──────── Exercise materials ────────

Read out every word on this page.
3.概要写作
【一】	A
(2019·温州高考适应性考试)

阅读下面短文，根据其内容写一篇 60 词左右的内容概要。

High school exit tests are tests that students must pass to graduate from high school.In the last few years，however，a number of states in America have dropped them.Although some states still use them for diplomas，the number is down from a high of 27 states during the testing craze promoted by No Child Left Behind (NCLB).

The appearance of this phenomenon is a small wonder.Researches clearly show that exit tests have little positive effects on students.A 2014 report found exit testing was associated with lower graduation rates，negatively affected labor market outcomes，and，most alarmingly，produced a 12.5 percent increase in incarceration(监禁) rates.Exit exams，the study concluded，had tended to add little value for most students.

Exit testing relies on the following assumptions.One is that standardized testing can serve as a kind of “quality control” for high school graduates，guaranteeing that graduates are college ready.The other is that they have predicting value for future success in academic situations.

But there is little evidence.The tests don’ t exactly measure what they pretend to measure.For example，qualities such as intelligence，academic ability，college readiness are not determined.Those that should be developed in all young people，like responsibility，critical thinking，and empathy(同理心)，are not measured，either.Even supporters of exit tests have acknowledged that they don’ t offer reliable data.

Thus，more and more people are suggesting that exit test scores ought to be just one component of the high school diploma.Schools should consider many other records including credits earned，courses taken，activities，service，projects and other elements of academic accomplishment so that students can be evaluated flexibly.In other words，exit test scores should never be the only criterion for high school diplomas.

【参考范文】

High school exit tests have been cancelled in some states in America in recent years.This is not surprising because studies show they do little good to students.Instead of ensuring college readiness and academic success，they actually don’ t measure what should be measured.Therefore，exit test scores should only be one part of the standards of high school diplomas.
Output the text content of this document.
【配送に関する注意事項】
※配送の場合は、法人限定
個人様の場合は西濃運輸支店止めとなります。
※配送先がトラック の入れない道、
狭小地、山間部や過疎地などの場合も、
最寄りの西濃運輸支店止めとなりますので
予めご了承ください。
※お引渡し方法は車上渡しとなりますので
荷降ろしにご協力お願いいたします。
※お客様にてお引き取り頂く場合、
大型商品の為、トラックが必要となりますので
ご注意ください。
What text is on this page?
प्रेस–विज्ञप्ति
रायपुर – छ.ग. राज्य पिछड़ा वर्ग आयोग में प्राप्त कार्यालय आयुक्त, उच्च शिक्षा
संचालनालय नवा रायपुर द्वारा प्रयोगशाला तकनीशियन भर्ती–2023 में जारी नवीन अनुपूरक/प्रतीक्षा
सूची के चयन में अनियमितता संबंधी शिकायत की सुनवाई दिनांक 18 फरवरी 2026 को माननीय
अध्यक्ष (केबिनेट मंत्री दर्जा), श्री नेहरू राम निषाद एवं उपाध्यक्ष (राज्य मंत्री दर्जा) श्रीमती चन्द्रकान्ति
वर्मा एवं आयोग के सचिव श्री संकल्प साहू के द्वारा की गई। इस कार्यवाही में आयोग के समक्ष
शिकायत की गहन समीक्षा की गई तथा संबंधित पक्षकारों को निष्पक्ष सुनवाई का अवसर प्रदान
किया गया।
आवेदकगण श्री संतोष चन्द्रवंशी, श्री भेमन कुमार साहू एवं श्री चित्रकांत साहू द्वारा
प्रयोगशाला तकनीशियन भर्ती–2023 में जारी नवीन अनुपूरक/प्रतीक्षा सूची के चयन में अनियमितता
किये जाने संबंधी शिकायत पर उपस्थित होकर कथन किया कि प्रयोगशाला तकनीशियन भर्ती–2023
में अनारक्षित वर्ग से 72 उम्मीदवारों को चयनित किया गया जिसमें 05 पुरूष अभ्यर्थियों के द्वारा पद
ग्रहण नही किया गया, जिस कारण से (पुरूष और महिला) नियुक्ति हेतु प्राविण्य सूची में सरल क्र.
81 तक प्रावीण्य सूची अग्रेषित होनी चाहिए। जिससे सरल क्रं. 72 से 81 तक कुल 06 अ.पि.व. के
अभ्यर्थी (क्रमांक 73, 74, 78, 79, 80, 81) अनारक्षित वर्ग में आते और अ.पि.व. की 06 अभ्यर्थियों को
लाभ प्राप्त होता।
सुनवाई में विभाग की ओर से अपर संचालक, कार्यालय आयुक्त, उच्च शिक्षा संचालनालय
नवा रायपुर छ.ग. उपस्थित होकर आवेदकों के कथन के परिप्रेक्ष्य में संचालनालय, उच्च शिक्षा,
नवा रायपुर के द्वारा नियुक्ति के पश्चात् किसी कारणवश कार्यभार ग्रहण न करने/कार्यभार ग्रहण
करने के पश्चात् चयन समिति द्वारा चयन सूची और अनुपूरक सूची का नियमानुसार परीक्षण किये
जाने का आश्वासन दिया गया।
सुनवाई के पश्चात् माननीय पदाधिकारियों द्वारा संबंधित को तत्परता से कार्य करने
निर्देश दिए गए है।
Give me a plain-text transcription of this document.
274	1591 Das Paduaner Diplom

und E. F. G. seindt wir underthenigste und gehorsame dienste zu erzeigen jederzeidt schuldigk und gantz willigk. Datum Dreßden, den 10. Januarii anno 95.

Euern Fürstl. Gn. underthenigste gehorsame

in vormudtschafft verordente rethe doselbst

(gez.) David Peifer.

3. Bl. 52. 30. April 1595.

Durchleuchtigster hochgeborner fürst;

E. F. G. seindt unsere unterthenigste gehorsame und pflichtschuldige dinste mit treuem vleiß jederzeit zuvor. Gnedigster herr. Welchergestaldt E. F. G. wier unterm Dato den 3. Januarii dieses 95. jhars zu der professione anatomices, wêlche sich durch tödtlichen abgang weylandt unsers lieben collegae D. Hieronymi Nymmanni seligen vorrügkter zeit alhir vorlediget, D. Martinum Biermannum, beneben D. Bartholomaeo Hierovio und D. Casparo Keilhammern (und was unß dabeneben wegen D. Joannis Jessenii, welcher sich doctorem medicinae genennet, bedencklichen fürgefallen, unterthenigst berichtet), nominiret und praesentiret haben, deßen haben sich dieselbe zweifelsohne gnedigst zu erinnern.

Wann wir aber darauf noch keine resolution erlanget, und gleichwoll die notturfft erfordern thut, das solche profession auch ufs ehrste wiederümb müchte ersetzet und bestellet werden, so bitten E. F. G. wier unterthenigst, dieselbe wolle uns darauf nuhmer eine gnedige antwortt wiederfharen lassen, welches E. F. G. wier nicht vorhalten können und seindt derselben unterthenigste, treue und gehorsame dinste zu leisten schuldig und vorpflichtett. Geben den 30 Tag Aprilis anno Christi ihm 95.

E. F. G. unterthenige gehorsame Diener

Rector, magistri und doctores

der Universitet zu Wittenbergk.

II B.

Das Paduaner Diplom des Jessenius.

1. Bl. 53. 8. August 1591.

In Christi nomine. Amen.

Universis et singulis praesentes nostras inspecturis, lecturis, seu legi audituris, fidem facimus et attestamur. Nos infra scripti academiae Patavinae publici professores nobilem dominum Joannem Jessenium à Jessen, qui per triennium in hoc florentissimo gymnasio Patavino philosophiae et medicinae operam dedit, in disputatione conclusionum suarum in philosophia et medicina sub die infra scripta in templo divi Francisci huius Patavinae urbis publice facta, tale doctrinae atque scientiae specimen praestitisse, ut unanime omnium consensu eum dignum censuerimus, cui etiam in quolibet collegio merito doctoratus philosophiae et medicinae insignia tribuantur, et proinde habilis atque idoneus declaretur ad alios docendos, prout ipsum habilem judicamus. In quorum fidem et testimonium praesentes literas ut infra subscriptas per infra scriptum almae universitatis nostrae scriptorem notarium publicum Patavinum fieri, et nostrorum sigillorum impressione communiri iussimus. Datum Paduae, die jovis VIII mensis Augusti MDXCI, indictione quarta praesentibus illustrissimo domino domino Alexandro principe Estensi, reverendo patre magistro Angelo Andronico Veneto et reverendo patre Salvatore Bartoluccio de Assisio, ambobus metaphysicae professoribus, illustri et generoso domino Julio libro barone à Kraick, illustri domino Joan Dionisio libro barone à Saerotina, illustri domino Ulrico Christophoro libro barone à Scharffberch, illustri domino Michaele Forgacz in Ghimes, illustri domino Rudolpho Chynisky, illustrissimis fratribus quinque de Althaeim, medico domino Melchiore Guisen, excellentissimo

────────

Short problem: Every line in the data that holds "document" should be copied out.

Answer to this problem:
Output the text content of this document.
Give me a plain-text transcription of this document.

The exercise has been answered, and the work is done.